**Collected data**
Start
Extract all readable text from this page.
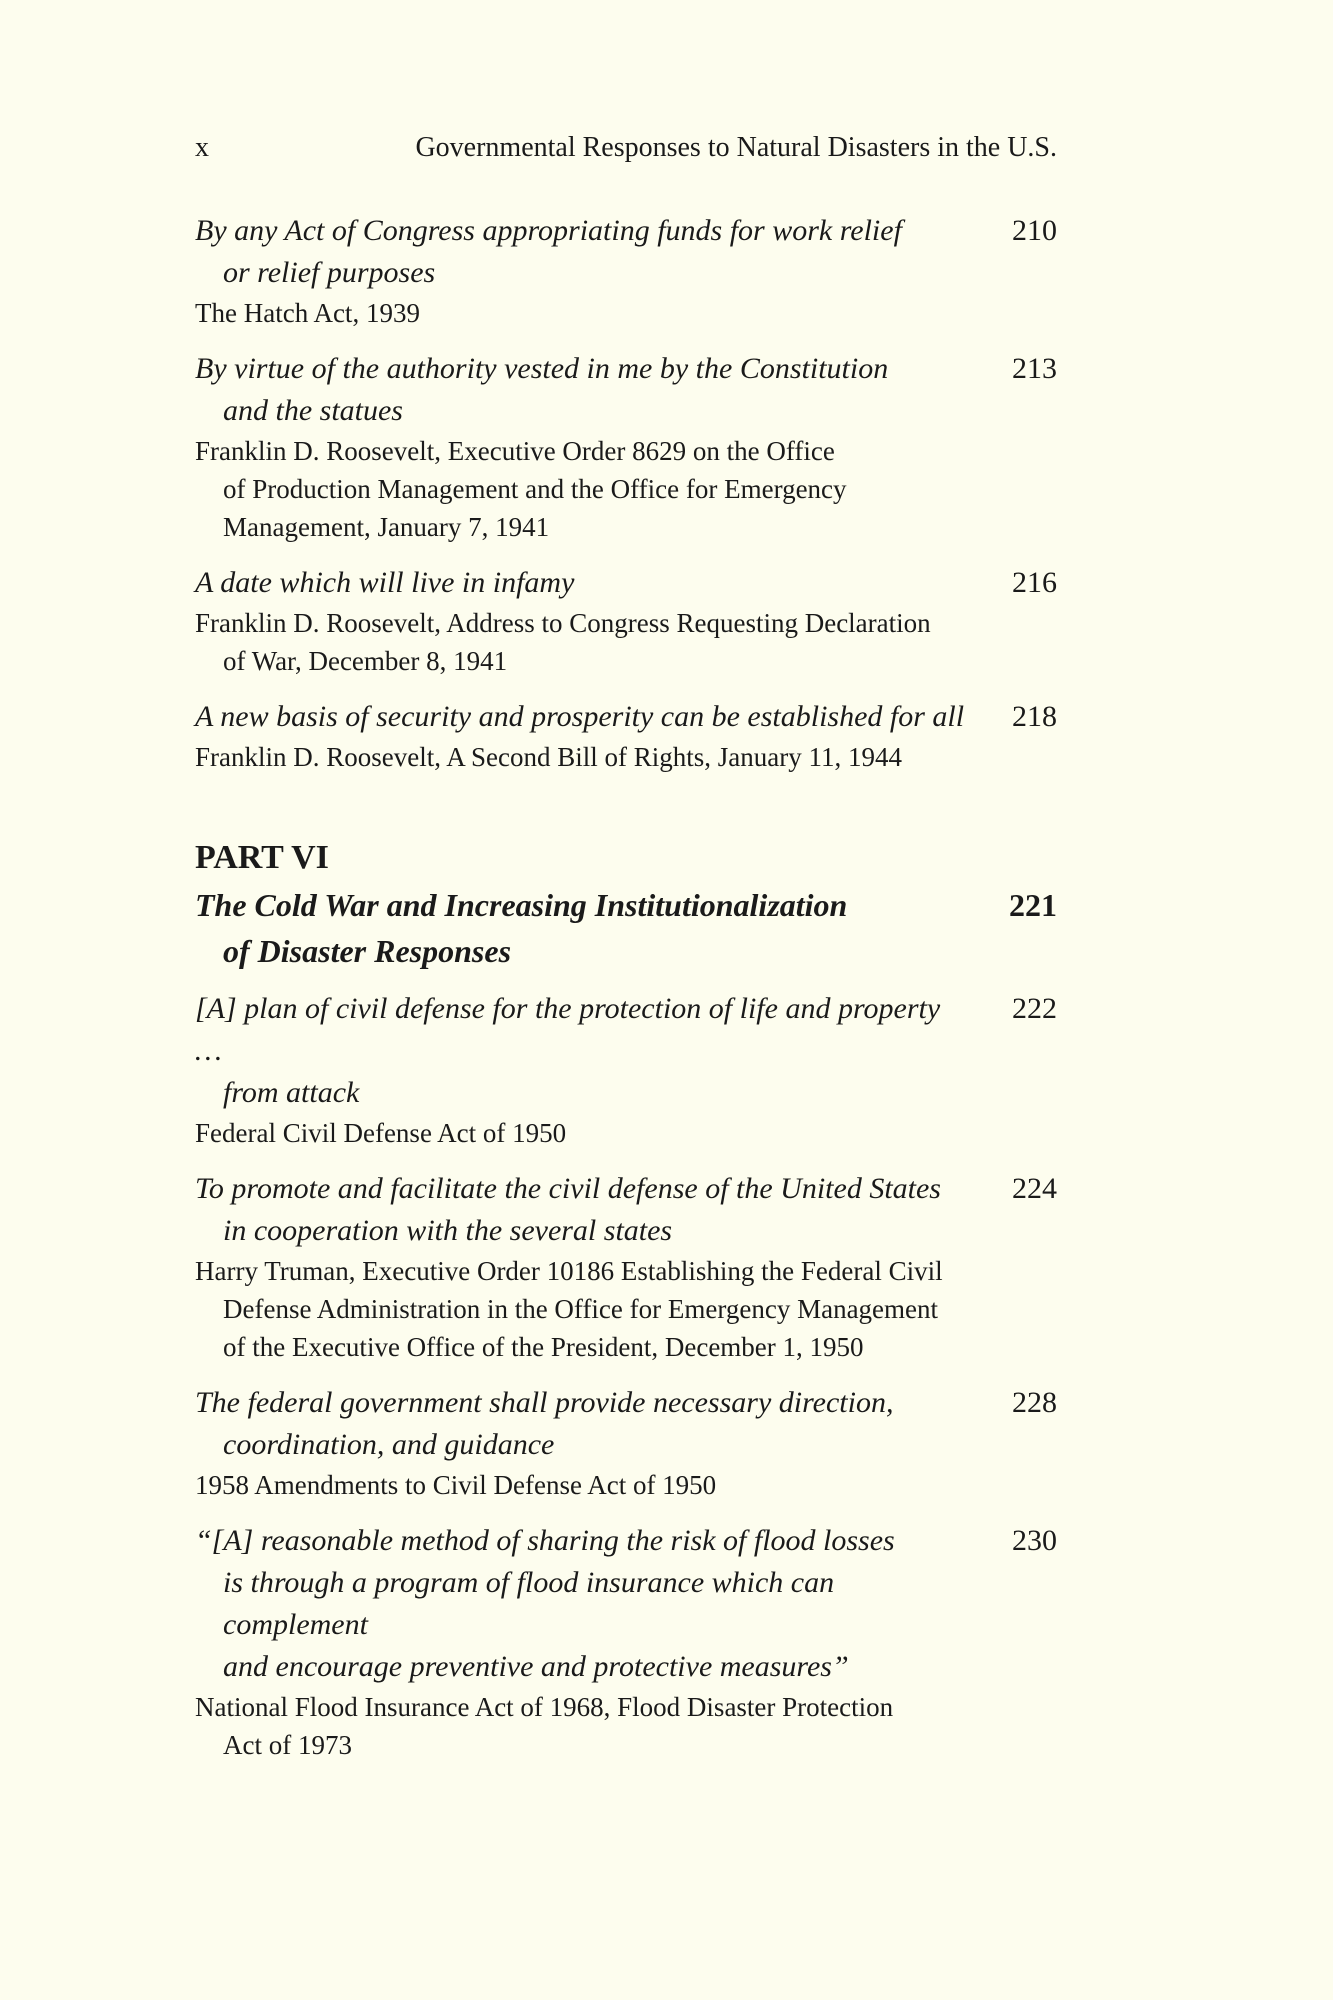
x	Governmental Responses to Natural Disasters in the U.S.

By any Act of Congress appropriating funds for work relief
or relief purposes

210

The Hatch Act, 1939

By virtue of the authority vested in me by the Constitution
and the statues

213

Franklin D. Roosevelt, Executive Order 8629 on the Office
of Production Management and the Office for Emergency
Management, January 7, 1941

A date which will live in infamy	216

Franklin D. Roosevelt, Address to Congress Requesting Declaration
of War, December 8, 1941

A new basis of security and prosperity can be established for all 218

Franklin D. Roosevelt, A Second Bill of Rights, January 11, 1944

PART VI

The Cold War and Increasing Institutionalization
of Disaster Responses

221

[A] plan of civil defense for the protection of life and property …
from attack

222

Federal Civil Defense Act of 1950

To promote and facilitate the civil defense of the United States
in cooperation with the several states

224

Harry Truman, Executive Order 10186 Establishing the Federal Civil
Defense Administration in the Office for Emergency Management
of the Executive Office of the President, December 1, 1950

The federal government shall provide necessary direction,
coordination, and guidance

228

1958 Amendments to Civil Defense Act of 1950

“[A] reasonable method of sharing the risk of flood losses
is through a program of flood insurance which can complement
and encourage preventive and protective measures”

230

National Flood Insurance Act of 1968, Flood Disaster Protection
Act of 1973
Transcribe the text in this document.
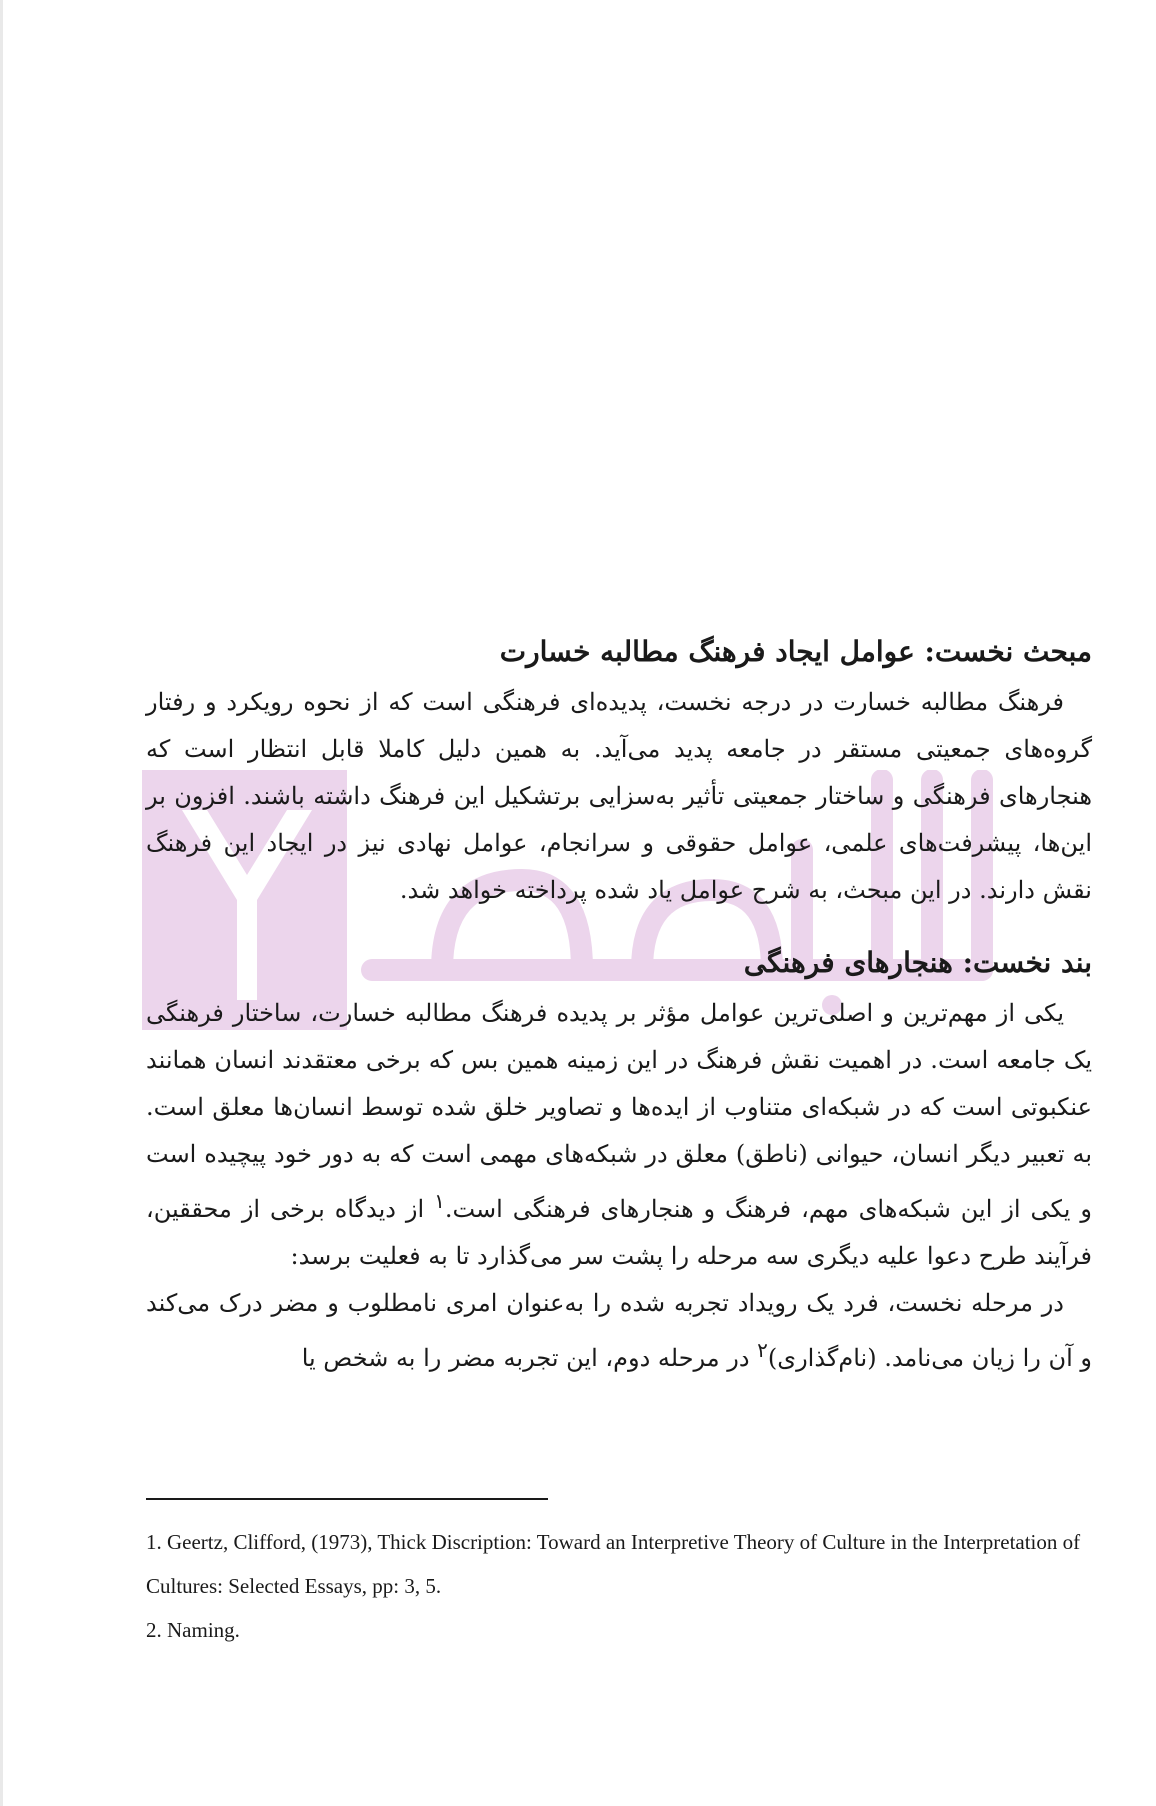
مبحث نخست: عوامل ایجاد فرهنگ مطالبه خسارت

فرهنگ مطالبه خسارت در درجه نخست، پدیده‌ای فرهنگی است که از نحوه رویکرد و رفتار گروه‌های جمعیتی مستقر در جامعه پدید می‌آید. به همین دلیل کاملا قابل انتظار است که هنجارهای فرهنگی و ساختار جمعیتی تأثیر به‌سزایی برتشکیل این فرهنگ داشته باشند. افزون بر این‌ها، پیشرفت‌های علمی، عوامل حقوقی و سرانجام، عوامل نهادی نیز در ایجاد این فرهنگ نقش دارند. در این مبحث، به شرح عوامل یاد شده پرداخته خواهد شد.

بند نخست: هنجارهای فرهنگی

یکی از مهم‌ترین و اصلی‌ترین عوامل مؤثر بر پدیده فرهنگ مطالبه خسارت، ساختار فرهنگی یک جامعه است. در اهمیت نقش فرهنگ در این زمینه همین بس که برخی معتقدند انسان همانند عنکبوتی است که در شبکه‌ای متناوب از ایده‌ها و تصاویر خلق شده توسط انسان‌ها معلق است. به تعبیر دیگر انسان، حیوانی (ناطق) معلق در شبکه‌های مهمی است که به دور خود پیچیده است و یکی از این شبکه‌های مهم، فرهنگ و هنجارهای فرهنگی است.$^۱$ از دیدگاه برخی از محققین، فرآیند طرح دعوا علیه دیگری سه مرحله را پشت سر می‌گذارد تا به فعلیت برسد:

در مرحله نخست، فرد یک رویداد تجربه شده را به‌عنوان امری نامطلوب و مضر درک می‌کند و آن را زیان می‌نامد. (نام‌گذاری)$^۲$ در مرحله دوم، این تجربه مضر را به شخص یا

1. Geertz, Clifford, (1973), Thick Discription: Toward an Interpretive Theory of Culture in the Interpretation of Cultures: Selected Essays, pp: 3, 5.

2. Naming.
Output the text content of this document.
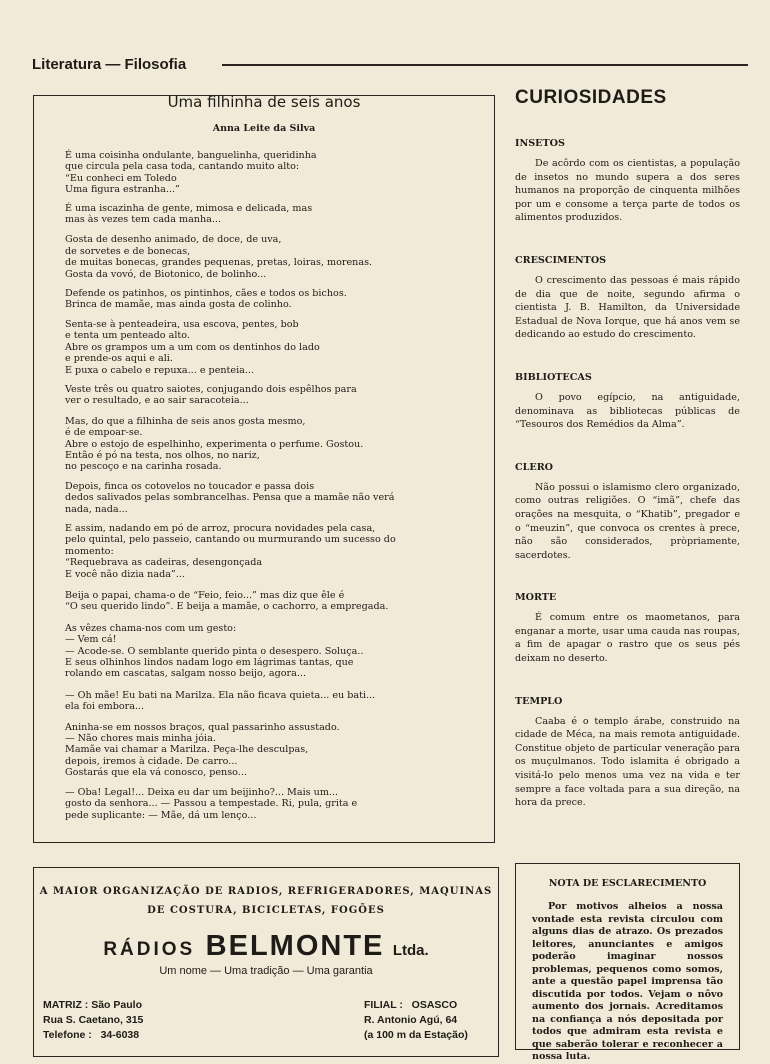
Literatura — Filosofia
Uma filhinha de seis anos
Anna Leite da Silva

É uma coisinha ondulante, banguelinha, queridinha
que circula pela casa toda, cantando muito alto:
“Eu conheci em Toledo
Uma figura estranha...”

É uma iscazinha de gente, mimosa e delicada, mas
mas às vezes tem cada manha...

Gosta de desenho animado, de doce, de uva,
de sorvetes e de bonecas,
de muitas bonecas, grandes pequenas, pretas, loiras, morenas.
Gosta da vovó, de Biotonico, de bolinho...

Defende os patinhos, os pintinhos, cães e todos os bichos.
Brinca de mamãe, mas ainda gosta de colinho.

Senta-se à penteadeira, usa escova, pentes, bob
e tenta um penteado alto.
Abre os grampos um a um com os dentinhos do lado
e prende-os aqui e ali.
E puxa o cabelo e repuxa... e penteia...

Veste três ou quatro saiotes, conjugando dois espêlhos para
ver o resultado, e ao sair saracoteia...

Mas, do que a filhinha de seis anos gosta mesmo,
é de empoar-se.
Abre o estojo de espelhinho, experimenta o perfume. Gostou.
Então é pó na testa, nos olhos, no nariz,
no pescoço e na carinha rosada.

Depois, finca os cotovelos no toucador e passa dois
dedos salivados pelas sombrancelhas. Pensa que a mamãe não verá
nada, nada...

E assim, nadando em pó de arroz, procura novidades pela casa,
pelo quintal, pelo passeio, cantando ou murmurando um sucesso do
momento:
“Requebrava as cadeiras, desengonçada
E você não dizia nada”...

Beija o papai, chama-o de “Feio, feio...” mas diz que êle é
“O seu querido lindo”. E beija a mamãe, o cachorro, a empregada.

As vêzes chama-nos com um gesto:
— Vem cá!
— Acode-se. O semblante querido pinta o desespero. Soluça..
E seus olhinhos lindos nadam logo em lágrimas tantas, que
rolando em cascatas, salgam nosso beijo, agora...

— Oh mãe! Eu bati na Marilza. Ela não ficava quieta... eu bati...
ela foi embora...

Aninha-se em nossos braços, qual passarinho assustado.
— Não chores mais minha jóia.
Mamãe vai chamar a Marilza. Peça-lhe desculpas,
depois, iremos à cidade. De carro...
Gostarás que ela vá conosco, penso...

— Oba! Legal!... Deixa eu dar um beijinho?... Mais um...
gosto da senhora... — Passou a tempestade. Ri, pula, grita e
pede suplicante: — Mãe, dá um lenço...

CURIOSIDADES
INSETOS

De acôrdo com os cientistas, a população de insetos no mundo supera a dos seres humanos na proporção de cinquenta milhões por um e consome a terça parte de todos os alimentos produzidos.

CRESCIMENTOS

O crescimento das pessoas é mais rápido de dia que de noite, segundo afirma o cientista J. B. Hamilton, da Universidade Estadual de Nova Iorque, que há anos vem se dedicando ao estudo do crescimento.

BIBLIOTECAS

O povo egípcio, na antiguidade, denominava as bibliotecas públicas de “Tesouros dos Remédios da Alma”.

CLERO

Não possui o islamismo clero organizado, como outras religiões. O “imã”, chefe das orações na mesquita, o “Khatib”, pregador e o “meuzin”, que convoca os crentes à prece, não são considerados, pròpriamente, sacerdotes.

MORTE

É comum entre os maometanos, para enganar a morte, usar uma cauda nas roupas, a fim de apagar o rastro que os seus pés deixam no deserto.

TEMPLO

Caaba é o templo árabe, construido na cidade de Méca, na mais remota antiguidade. Constitue objeto de particular veneração para os muçulmanos. Todo islamita é obrigado a visitá-lo pelo menos uma vez na vida e ter sempre a face voltada para a sua direção, na hora da prece.

A MAIOR ORGANIZAÇÃO DE RADIOS, REFRIGERADORES, MAQUINAS
DE COSTURA, BICICLETAS, FOGÕES
RÁDIOS BELMONTE Ltda.
Um nome — Uma tradição — Uma garantia
MATRIZ : São Paulo
Rua S. Caetano, 315
Telefone : 34-6038
FILIAL : OSASCO
R. Antonio Agú, 64
(a 100 m da Estação)
NOTA DE ESCLARECIMENTO

Por motivos alheios a nossa vontade esta revista circulou com alguns dias de atrazo. Os prezados leitores, anunciantes e amigos poderão imaginar nossos problemas, pequenos como somos, ante a questão papel imprensa tão discutida por todos. Vejam o nôvo aumento dos jornais. Acreditamos na confiança a nós depositada por todos que admiram esta revista e que saberão tolerar e reconhecer a nossa luta.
End
**Task requirements**
Filter the records down to the lines that contain the string "Franklin", and copy those lines.

**The result**
Franklin D. Roosevelt, Executive Order 8629 on the Office
Franklin D. Roosevelt, Address to Congress Requesting Declaration
Franklin D. Roosevelt, A Second Bill of Rights, January 11, 1944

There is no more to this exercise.